* _EXERCÍCIO_:
Escreva a continuação do texto sobre os projetos de amônia e hidrogênio verde na Patagônia chilena, começando logo depois da última frase.

* _TEXTO SELECIONADO_:
......

O consórcio austro-dinamarquês HNH Energy planeja produzir mais de 1 milhão de toneladas de amônia verde por ano em um projeto próximo à fazenda de Campos. A poucos quilômetros ao norte, uma subsidiária do conglomerado francês TotalEnergies está investindo US$ 16 bilhões (R$ 12 bilhões) em um vasto complexo de amônia, que inclui uma usina de dessalinização, uma unidade de eletrólise, um porto marítimo e mais de 600 turbinas eólicas em uma área extensa de mais de 720 km² (278 milhas quadradas).
Do outro lado do Estreito de Magalhães, no arquipélago da Terra do Fogo, as empresas britânicas Hive e TEG estão investindo US$ 8 bilhões em uma fábrica de amônia verde.
A empresa hispano-alemã de turbinas eólicas Acciona Nordex planeja construir outra usina de hidrogênio verde na ilha da Terra do Fogo. A francesa EDF e a alemã Porsche também estão entre as empresas que investem em instalações de combustíveis verdes na Patagônia chilena. Todos esses projetos aguardam aprovação da autoridade ambiental do país .

......

* _DADOS APRESENTADOS_:

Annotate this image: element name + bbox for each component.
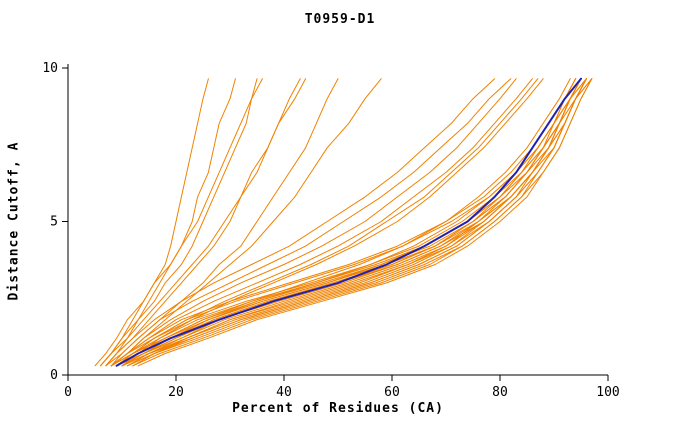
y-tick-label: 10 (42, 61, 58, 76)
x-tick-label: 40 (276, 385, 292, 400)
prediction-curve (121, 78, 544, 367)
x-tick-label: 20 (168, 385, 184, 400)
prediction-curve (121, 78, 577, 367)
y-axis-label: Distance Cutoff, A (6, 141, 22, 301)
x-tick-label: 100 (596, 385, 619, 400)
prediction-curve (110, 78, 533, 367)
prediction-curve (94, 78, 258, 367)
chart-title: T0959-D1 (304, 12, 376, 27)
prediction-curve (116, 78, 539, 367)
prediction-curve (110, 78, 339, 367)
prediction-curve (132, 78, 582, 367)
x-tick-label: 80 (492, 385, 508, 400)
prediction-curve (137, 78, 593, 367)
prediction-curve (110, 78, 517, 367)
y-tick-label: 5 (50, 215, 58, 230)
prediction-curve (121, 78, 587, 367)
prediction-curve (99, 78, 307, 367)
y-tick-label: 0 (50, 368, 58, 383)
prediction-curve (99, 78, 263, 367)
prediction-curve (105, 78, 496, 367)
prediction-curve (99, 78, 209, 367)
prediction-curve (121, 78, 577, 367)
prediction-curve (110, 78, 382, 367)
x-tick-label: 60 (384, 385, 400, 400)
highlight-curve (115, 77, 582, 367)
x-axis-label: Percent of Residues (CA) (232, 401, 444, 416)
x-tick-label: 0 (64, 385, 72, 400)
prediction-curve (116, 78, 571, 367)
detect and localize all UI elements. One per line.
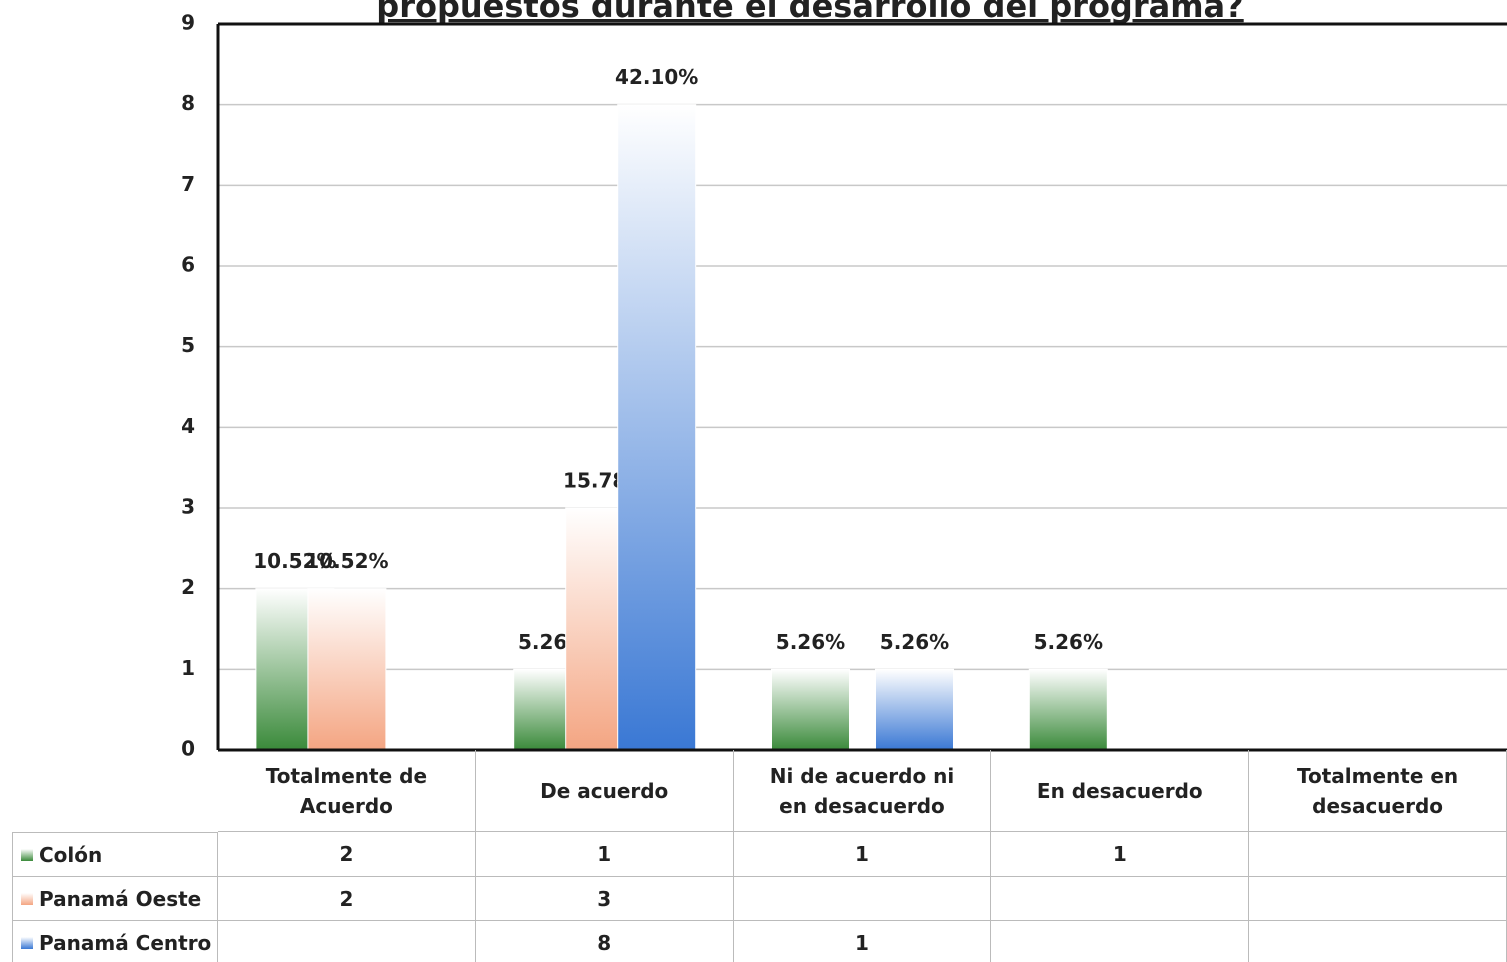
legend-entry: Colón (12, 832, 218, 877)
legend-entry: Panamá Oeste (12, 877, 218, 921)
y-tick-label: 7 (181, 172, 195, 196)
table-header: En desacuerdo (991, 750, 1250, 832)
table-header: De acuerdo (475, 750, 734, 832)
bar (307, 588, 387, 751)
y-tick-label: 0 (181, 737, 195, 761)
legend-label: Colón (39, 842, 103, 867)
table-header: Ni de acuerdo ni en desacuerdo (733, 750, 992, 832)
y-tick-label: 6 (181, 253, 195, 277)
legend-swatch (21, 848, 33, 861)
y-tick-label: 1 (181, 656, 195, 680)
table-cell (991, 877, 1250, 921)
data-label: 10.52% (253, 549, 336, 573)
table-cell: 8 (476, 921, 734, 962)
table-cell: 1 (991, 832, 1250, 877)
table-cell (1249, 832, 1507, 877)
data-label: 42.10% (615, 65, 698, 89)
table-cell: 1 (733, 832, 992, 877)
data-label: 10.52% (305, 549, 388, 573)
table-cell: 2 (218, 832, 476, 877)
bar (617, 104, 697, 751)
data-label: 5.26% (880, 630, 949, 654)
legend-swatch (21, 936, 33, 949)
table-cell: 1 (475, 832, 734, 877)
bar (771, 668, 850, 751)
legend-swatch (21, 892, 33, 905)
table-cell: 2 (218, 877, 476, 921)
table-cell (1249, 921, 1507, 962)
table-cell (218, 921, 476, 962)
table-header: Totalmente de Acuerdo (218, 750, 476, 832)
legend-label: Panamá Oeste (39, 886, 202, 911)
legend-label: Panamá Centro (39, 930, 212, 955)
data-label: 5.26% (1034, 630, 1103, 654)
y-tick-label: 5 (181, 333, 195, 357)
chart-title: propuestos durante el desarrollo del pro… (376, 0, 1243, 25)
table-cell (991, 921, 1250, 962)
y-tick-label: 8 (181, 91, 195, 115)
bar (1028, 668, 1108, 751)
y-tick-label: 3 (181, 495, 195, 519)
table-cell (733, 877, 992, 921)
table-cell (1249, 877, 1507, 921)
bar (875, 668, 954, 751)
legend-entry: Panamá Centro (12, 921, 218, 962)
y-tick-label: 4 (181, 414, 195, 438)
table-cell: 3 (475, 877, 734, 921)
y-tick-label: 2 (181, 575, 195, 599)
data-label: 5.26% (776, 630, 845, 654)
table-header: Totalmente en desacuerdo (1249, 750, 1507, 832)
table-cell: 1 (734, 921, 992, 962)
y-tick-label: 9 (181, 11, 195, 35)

......

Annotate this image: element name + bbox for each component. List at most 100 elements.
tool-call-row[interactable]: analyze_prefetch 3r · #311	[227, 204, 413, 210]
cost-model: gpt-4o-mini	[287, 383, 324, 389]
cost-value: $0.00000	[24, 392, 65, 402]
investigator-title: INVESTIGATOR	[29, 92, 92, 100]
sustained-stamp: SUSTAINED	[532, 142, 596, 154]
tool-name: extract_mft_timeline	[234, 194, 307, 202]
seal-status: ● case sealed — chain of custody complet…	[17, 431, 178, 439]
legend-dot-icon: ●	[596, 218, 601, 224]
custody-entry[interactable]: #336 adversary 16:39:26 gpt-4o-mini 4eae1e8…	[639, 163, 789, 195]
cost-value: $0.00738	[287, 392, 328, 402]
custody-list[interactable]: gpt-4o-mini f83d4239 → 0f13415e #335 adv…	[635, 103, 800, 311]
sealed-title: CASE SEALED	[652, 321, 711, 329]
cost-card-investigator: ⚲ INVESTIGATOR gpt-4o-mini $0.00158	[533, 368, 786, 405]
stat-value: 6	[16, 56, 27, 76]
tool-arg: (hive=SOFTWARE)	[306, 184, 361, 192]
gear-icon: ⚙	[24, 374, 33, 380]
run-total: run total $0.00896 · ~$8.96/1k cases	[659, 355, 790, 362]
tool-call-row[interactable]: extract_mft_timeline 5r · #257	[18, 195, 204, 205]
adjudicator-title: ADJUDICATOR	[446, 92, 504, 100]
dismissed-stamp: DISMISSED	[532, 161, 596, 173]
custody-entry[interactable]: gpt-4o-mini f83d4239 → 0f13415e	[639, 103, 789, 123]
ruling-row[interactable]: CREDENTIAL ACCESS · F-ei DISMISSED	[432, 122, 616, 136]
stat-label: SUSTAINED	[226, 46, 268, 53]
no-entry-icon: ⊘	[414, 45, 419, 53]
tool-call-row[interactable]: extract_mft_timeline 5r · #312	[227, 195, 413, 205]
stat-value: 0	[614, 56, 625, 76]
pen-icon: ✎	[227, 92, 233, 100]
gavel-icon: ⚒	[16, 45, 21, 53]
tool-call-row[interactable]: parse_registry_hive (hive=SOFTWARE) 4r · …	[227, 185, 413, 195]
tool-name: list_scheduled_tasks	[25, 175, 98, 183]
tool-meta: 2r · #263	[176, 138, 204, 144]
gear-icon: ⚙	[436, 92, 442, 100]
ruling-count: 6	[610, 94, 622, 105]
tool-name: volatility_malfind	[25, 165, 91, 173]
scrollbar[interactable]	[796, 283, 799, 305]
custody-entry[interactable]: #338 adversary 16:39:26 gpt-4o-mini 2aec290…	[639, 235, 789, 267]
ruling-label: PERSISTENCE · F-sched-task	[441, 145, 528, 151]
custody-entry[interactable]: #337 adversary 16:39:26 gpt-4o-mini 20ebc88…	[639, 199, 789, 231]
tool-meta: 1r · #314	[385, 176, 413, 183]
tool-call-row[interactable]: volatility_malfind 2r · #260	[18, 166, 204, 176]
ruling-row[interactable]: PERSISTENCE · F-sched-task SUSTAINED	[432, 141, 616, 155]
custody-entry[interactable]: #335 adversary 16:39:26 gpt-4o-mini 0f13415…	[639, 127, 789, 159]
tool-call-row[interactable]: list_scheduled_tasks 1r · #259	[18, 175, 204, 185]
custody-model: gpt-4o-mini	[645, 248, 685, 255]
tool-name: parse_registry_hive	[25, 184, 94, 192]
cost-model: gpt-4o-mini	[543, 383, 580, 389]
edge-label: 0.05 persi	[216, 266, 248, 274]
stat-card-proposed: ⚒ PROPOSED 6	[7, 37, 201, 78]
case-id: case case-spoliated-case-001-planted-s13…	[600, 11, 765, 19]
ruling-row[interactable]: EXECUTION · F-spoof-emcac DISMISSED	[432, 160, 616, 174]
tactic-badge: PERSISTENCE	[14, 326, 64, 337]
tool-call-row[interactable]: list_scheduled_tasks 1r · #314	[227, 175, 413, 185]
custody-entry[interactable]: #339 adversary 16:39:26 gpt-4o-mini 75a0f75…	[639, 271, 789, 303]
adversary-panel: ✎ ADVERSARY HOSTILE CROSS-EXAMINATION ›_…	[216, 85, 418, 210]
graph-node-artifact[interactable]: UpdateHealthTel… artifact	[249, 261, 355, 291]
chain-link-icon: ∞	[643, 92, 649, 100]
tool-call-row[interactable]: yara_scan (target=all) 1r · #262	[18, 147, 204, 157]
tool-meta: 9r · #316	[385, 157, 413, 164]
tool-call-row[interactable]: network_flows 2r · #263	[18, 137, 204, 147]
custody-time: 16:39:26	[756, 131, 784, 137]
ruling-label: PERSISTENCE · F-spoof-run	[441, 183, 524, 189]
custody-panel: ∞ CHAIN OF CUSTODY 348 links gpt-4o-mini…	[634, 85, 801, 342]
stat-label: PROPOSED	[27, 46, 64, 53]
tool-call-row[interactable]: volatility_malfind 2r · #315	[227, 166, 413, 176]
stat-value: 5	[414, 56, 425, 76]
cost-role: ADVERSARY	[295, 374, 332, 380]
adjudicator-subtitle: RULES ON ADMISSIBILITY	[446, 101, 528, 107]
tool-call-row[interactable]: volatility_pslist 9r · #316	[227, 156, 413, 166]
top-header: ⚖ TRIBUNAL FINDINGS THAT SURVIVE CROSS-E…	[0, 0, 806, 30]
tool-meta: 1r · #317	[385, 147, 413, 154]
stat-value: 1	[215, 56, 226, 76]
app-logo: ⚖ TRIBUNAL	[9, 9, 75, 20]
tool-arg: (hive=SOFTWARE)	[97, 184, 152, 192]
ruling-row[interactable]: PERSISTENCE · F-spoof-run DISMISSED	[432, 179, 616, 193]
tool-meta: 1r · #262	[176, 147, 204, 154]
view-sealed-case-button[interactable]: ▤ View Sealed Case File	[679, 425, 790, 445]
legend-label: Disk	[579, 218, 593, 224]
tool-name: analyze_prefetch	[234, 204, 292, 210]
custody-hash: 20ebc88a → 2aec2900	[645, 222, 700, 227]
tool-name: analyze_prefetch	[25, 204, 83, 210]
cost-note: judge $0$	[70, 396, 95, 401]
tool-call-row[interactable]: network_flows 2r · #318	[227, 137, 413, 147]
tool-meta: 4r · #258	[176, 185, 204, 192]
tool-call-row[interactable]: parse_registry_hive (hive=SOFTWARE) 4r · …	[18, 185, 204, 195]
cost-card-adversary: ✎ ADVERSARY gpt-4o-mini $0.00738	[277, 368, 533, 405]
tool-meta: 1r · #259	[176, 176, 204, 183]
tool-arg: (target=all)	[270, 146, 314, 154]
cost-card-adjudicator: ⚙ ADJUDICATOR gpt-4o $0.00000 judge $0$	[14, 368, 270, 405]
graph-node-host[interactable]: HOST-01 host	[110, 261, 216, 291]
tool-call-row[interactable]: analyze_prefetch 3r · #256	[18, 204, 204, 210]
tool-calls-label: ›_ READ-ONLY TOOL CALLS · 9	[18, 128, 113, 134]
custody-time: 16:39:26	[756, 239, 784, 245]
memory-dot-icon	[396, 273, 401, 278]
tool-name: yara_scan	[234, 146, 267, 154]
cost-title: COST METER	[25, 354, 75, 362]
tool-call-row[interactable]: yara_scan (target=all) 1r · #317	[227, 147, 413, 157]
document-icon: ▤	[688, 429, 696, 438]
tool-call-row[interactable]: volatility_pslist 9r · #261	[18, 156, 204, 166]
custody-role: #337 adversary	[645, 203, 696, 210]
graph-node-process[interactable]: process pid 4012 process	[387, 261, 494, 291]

......

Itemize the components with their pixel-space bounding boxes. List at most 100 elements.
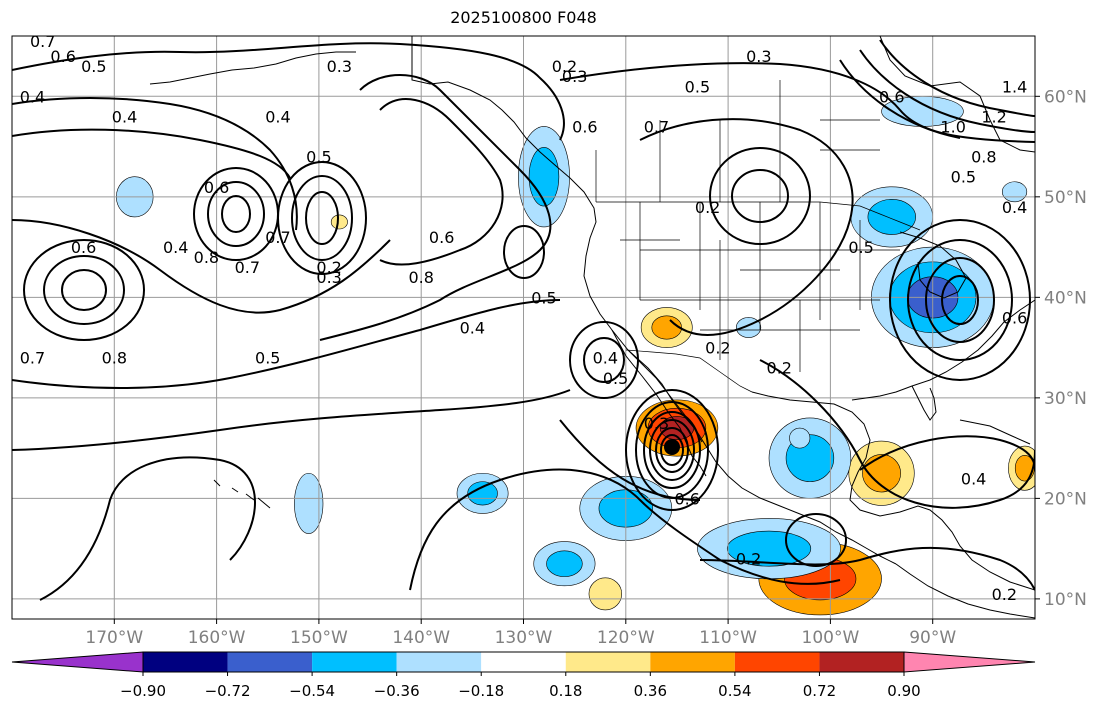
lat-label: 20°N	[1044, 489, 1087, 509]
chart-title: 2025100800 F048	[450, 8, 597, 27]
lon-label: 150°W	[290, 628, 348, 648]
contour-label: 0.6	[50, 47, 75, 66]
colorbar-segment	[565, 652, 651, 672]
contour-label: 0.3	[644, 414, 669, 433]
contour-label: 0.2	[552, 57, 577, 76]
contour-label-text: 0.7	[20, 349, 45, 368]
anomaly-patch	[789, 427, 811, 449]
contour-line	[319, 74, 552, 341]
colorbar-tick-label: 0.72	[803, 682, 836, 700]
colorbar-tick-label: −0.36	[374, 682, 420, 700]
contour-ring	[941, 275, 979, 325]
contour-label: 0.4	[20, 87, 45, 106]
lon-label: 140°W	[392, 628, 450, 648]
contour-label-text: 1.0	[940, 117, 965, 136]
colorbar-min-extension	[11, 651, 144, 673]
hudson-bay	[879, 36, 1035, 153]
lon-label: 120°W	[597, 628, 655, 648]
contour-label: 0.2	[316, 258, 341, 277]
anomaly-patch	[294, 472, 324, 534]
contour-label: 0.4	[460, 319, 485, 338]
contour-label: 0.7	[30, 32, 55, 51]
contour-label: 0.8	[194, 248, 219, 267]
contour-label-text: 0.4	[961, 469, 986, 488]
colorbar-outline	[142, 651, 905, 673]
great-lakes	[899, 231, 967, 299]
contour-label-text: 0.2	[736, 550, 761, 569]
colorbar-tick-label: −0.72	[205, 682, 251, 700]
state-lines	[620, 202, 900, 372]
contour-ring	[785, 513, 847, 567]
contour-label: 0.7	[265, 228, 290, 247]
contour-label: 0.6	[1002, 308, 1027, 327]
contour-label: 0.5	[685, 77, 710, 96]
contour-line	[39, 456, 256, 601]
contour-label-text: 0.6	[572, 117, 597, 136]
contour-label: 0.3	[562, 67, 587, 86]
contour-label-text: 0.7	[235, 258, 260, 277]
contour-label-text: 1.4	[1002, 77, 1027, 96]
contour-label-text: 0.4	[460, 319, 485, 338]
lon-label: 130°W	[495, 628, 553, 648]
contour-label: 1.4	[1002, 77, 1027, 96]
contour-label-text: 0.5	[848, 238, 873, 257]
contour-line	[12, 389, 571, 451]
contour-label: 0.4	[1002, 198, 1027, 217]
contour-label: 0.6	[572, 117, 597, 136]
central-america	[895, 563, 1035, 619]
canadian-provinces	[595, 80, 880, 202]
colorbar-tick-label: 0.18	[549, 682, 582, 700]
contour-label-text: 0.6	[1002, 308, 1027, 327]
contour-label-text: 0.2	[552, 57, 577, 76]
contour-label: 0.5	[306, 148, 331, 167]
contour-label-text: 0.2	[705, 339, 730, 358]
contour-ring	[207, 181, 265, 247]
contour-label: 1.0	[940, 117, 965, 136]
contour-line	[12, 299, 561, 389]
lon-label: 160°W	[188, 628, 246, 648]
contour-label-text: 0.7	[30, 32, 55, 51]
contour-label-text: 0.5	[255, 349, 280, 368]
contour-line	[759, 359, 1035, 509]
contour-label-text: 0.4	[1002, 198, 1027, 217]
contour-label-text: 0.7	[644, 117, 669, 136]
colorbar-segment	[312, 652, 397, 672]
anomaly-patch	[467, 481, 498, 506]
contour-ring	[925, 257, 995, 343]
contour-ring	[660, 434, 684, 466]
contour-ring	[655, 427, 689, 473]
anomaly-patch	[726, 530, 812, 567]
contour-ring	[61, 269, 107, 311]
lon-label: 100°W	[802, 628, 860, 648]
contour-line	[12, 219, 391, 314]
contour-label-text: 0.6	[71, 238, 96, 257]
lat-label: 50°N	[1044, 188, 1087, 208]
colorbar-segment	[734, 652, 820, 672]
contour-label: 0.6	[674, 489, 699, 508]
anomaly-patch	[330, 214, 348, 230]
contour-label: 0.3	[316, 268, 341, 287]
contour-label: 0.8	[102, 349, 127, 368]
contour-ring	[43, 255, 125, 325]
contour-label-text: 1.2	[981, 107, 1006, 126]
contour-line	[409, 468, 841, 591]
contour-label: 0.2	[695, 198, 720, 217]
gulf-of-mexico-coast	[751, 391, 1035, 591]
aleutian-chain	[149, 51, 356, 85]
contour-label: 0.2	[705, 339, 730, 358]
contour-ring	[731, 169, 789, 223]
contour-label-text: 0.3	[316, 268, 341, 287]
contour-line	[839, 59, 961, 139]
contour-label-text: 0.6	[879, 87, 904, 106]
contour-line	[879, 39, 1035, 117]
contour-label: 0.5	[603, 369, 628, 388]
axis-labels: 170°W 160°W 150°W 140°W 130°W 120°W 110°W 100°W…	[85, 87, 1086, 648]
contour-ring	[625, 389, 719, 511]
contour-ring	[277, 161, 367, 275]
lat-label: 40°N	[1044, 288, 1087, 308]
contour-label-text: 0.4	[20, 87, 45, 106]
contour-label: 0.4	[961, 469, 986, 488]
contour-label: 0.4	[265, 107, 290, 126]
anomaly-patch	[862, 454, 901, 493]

......

* _RESULTADO DA TAREFA_:
O governo do Chile está entusiasmado com as perspectivas econômicas. “Estamos diante de uma oportunidade histórica para criar uma indústria de classe mundial no Chile, que siga os mais altos padrões ambientais e nos permita contribuir para o esforço global de redução das emissões de carbono”, afirma Álvaro García, ministro de Energia e Economia.
“Um dos desafios que definimos para nós mesmos é incentivar a demanda local por hidrogênio verde, com os consequentes benefícios para as comunidades locais. Mas, para sustentar o setor ao longo do tempo, também precisamos nos tornar exportadores dessa fonte de energia.”
Luis Alvarado, que dirige um centro de pequenas e médias empresas em Magallanes, estima que, se apenas três projetos forem aprovados, 5.000 empregos poderão ser criados diretamente, e dezenas de milhares de pessoas da região se beneficiarão ao prestar serviços para o setor.
Essa é também a esperança de Alejandro Villegas, que recentemente perdeu o emprego na indústria do gás. “Será ótimo para a região”, diz ele. “Trará empregos de alta qualidade e estaremos criando uma fonte de energia limpa.”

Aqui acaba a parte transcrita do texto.